Task details: Of all the lines in the records, how many hold the word "color"? Answer with the number only.

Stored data
--- begin ---
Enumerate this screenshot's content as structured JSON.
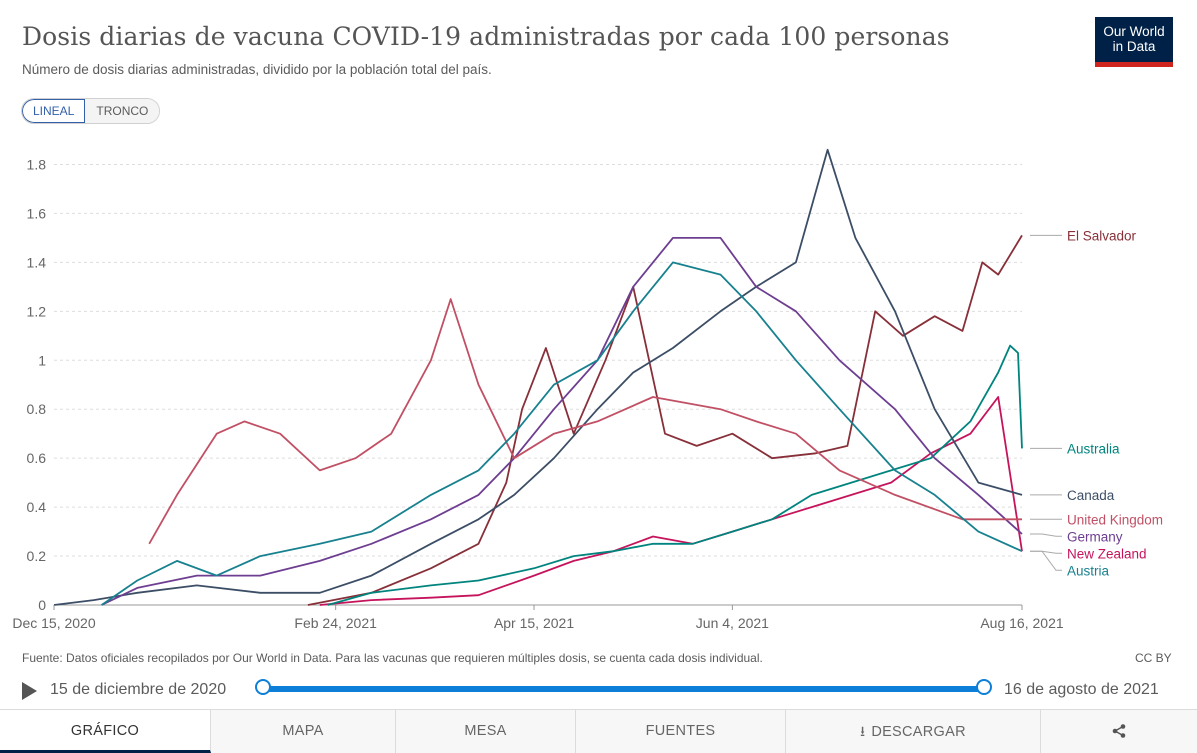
{
  "header": {
    "title": "Dosis diarias de vacuna COVID-19 administradas por cada 100 personas",
    "subtitle": "Número de dosis diarias administradas, dividido por la población total del país.",
    "logo_line1": "Our World",
    "logo_line2": "in Data"
  },
  "controls": {
    "scale_linear": "LINEAL",
    "scale_log": "TRONCO",
    "active_scale": "LINEAL"
  },
  "chart_data": {
    "type": "line",
    "title": "Dosis diarias de vacuna COVID-19 administradas por cada 100 personas",
    "subtitle": "Número de dosis diarias administradas, dividido por la población total del país.",
    "xlabel": "",
    "ylabel": "",
    "x_range": [
      "2020-12-15",
      "2021-08-16"
    ],
    "ylim": [
      0,
      1.9
    ],
    "y_ticks": [
      "0",
      "0.2",
      "0.4",
      "0.6",
      "0.8",
      "1",
      "1.2",
      "1.4",
      "1.6",
      "1.8"
    ],
    "x_ticks": [
      {
        "date": "2020-12-15",
        "label": "Dec 15, 2020"
      },
      {
        "date": "2021-02-24",
        "label": "Feb 24, 2021"
      },
      {
        "date": "2021-04-15",
        "label": "Apr 15, 2021"
      },
      {
        "date": "2021-06-04",
        "label": "Jun 4, 2021"
      },
      {
        "date": "2021-08-16",
        "label": "Aug 16, 2021"
      }
    ],
    "grid": "horizontal dashed",
    "legend_placement": "right, labels at line ends",
    "series": [
      {
        "name": "El Salvador",
        "color": "#883039",
        "points": [
          [
            "2021-02-17",
            0
          ],
          [
            "2021-03-05",
            0.05
          ],
          [
            "2021-03-20",
            0.15
          ],
          [
            "2021-04-01",
            0.25
          ],
          [
            "2021-04-08",
            0.5
          ],
          [
            "2021-04-12",
            0.8
          ],
          [
            "2021-04-18",
            1.05
          ],
          [
            "2021-04-25",
            0.7
          ],
          [
            "2021-05-03",
            1.0
          ],
          [
            "2021-05-10",
            1.3
          ],
          [
            "2021-05-18",
            0.7
          ],
          [
            "2021-05-26",
            0.65
          ],
          [
            "2021-06-04",
            0.7
          ],
          [
            "2021-06-14",
            0.6
          ],
          [
            "2021-06-25",
            0.62
          ],
          [
            "2021-07-03",
            0.65
          ],
          [
            "2021-07-10",
            1.2
          ],
          [
            "2021-07-17",
            1.1
          ],
          [
            "2021-07-25",
            1.18
          ],
          [
            "2021-08-01",
            1.12
          ],
          [
            "2021-08-06",
            1.4
          ],
          [
            "2021-08-10",
            1.35
          ],
          [
            "2021-08-16",
            1.51
          ]
        ],
        "last_value": 1.51
      },
      {
        "name": "New Zealand",
        "color": "#c5145c",
        "points": [
          [
            "2021-02-20",
            0
          ],
          [
            "2021-03-05",
            0.02
          ],
          [
            "2021-03-20",
            0.03
          ],
          [
            "2021-04-01",
            0.04
          ],
          [
            "2021-04-15",
            0.12
          ],
          [
            "2021-04-25",
            0.18
          ],
          [
            "2021-05-05",
            0.22
          ],
          [
            "2021-05-15",
            0.28
          ],
          [
            "2021-05-25",
            0.25
          ],
          [
            "2021-06-04",
            0.3
          ],
          [
            "2021-06-14",
            0.35
          ],
          [
            "2021-06-24",
            0.4
          ],
          [
            "2021-07-04",
            0.45
          ],
          [
            "2021-07-14",
            0.5
          ],
          [
            "2021-07-24",
            0.62
          ],
          [
            "2021-08-03",
            0.7
          ],
          [
            "2021-08-10",
            0.85
          ],
          [
            "2021-08-16",
            0.22
          ]
        ],
        "last_value": 0.22
      },
      {
        "name": "Australia",
        "color": "#00847e",
        "points": [
          [
            "2021-02-22",
            0
          ],
          [
            "2021-03-05",
            0.05
          ],
          [
            "2021-03-20",
            0.08
          ],
          [
            "2021-04-01",
            0.1
          ],
          [
            "2021-04-15",
            0.15
          ],
          [
            "2021-04-25",
            0.2
          ],
          [
            "2021-05-05",
            0.22
          ],
          [
            "2021-05-15",
            0.25
          ],
          [
            "2021-05-25",
            0.25
          ],
          [
            "2021-06-04",
            0.3
          ],
          [
            "2021-06-14",
            0.35
          ],
          [
            "2021-06-24",
            0.45
          ],
          [
            "2021-07-04",
            0.5
          ],
          [
            "2021-07-14",
            0.55
          ],
          [
            "2021-07-24",
            0.6
          ],
          [
            "2021-08-03",
            0.75
          ],
          [
            "2021-08-10",
            0.95
          ],
          [
            "2021-08-13",
            1.06
          ],
          [
            "2021-08-15",
            1.03
          ],
          [
            "2021-08-16",
            0.64
          ]
        ],
        "last_value": 0.64
      },
      {
        "name": "Canada",
        "color": "#3c4e66",
        "points": [
          [
            "2020-12-15",
            0
          ],
          [
            "2020-12-25",
            0.02
          ],
          [
            "2021-01-05",
            0.05
          ],
          [
            "2021-01-20",
            0.08
          ],
          [
            "2021-02-05",
            0.05
          ],
          [
            "2021-02-20",
            0.05
          ],
          [
            "2021-03-05",
            0.12
          ],
          [
            "2021-03-20",
            0.25
          ],
          [
            "2021-04-01",
            0.35
          ],
          [
            "2021-04-10",
            0.45
          ],
          [
            "2021-04-20",
            0.6
          ],
          [
            "2021-05-01",
            0.8
          ],
          [
            "2021-05-10",
            0.95
          ],
          [
            "2021-05-20",
            1.05
          ],
          [
            "2021-06-01",
            1.2
          ],
          [
            "2021-06-10",
            1.3
          ],
          [
            "2021-06-20",
            1.4
          ],
          [
            "2021-06-28",
            1.86
          ],
          [
            "2021-07-05",
            1.5
          ],
          [
            "2021-07-15",
            1.2
          ],
          [
            "2021-07-25",
            0.8
          ],
          [
            "2021-08-05",
            0.5
          ],
          [
            "2021-08-16",
            0.45
          ]
        ],
        "last_value": 0.45
      },
      {
        "name": "Germany",
        "color": "#6d3e91",
        "points": [
          [
            "2020-12-27",
            0
          ],
          [
            "2021-01-05",
            0.07
          ],
          [
            "2021-01-20",
            0.12
          ],
          [
            "2021-02-05",
            0.12
          ],
          [
            "2021-02-20",
            0.18
          ],
          [
            "2021-03-05",
            0.25
          ],
          [
            "2021-03-20",
            0.35
          ],
          [
            "2021-04-01",
            0.45
          ],
          [
            "2021-04-10",
            0.6
          ],
          [
            "2021-04-20",
            0.8
          ],
          [
            "2021-05-01",
            1.0
          ],
          [
            "2021-05-10",
            1.3
          ],
          [
            "2021-05-20",
            1.5
          ],
          [
            "2021-06-01",
            1.5
          ],
          [
            "2021-06-10",
            1.3
          ],
          [
            "2021-06-20",
            1.2
          ],
          [
            "2021-07-01",
            1.0
          ],
          [
            "2021-07-15",
            0.8
          ],
          [
            "2021-07-25",
            0.6
          ],
          [
            "2021-08-05",
            0.45
          ],
          [
            "2021-08-16",
            0.29
          ]
        ],
        "last_value": 0.29
      },
      {
        "name": "United Kingdom",
        "color": "#c15065",
        "points": [
          [
            "2021-01-08",
            0.25
          ],
          [
            "2021-01-15",
            0.45
          ],
          [
            "2021-01-25",
            0.7
          ],
          [
            "2021-02-01",
            0.75
          ],
          [
            "2021-02-10",
            0.7
          ],
          [
            "2021-02-20",
            0.55
          ],
          [
            "2021-03-01",
            0.6
          ],
          [
            "2021-03-10",
            0.7
          ],
          [
            "2021-03-20",
            1.0
          ],
          [
            "2021-03-25",
            1.25
          ],
          [
            "2021-04-01",
            0.9
          ],
          [
            "2021-04-10",
            0.6
          ],
          [
            "2021-04-20",
            0.7
          ],
          [
            "2021-05-01",
            0.75
          ],
          [
            "2021-05-15",
            0.85
          ],
          [
            "2021-06-01",
            0.8
          ],
          [
            "2021-06-10",
            0.75
          ],
          [
            "2021-06-20",
            0.7
          ],
          [
            "2021-07-01",
            0.55
          ],
          [
            "2021-07-15",
            0.45
          ],
          [
            "2021-08-01",
            0.35
          ],
          [
            "2021-08-16",
            0.35
          ]
        ],
        "last_value": 0.35
      },
      {
        "name": "Austria",
        "color": "#18818f",
        "points": [
          [
            "2020-12-27",
            0
          ],
          [
            "2021-01-05",
            0.1
          ],
          [
            "2021-01-15",
            0.18
          ],
          [
            "2021-01-25",
            0.12
          ],
          [
            "2021-02-05",
            0.2
          ],
          [
            "2021-02-20",
            0.25
          ],
          [
            "2021-03-05",
            0.3
          ],
          [
            "2021-03-20",
            0.45
          ],
          [
            "2021-04-01",
            0.55
          ],
          [
            "2021-04-10",
            0.7
          ],
          [
            "2021-04-20",
            0.9
          ],
          [
            "2021-05-01",
            1.0
          ],
          [
            "2021-05-10",
            1.2
          ],
          [
            "2021-05-20",
            1.4
          ],
          [
            "2021-06-01",
            1.35
          ],
          [
            "2021-06-10",
            1.2
          ],
          [
            "2021-06-20",
            1.0
          ],
          [
            "2021-07-01",
            0.8
          ],
          [
            "2021-07-15",
            0.55
          ],
          [
            "2021-07-25",
            0.45
          ],
          [
            "2021-08-05",
            0.3
          ],
          [
            "2021-08-16",
            0.22
          ]
        ],
        "last_value": 0.22
      }
    ]
  },
  "footer": {
    "source": "Fuente: Datos oficiales recopilados por Our World in Data. Para las vacunas que requieren múltiples dosis, se cuenta cada dosis individual.",
    "license": "CC BY"
  },
  "timeline": {
    "start_label": "15 de diciembre de 2020",
    "end_label": "16 de agosto de 2021"
  },
  "tabs": [
    {
      "label": "GRÁFICO",
      "active": true
    },
    {
      "label": "MAPA",
      "active": false
    },
    {
      "label": "MESA",
      "active": false
    },
    {
      "label": "FUENTES",
      "active": false
    },
    {
      "label": "DESCARGAR",
      "active": false
    },
    {
      "label": "",
      "active": false
    }
  ]
}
--- end ---
Final result: 7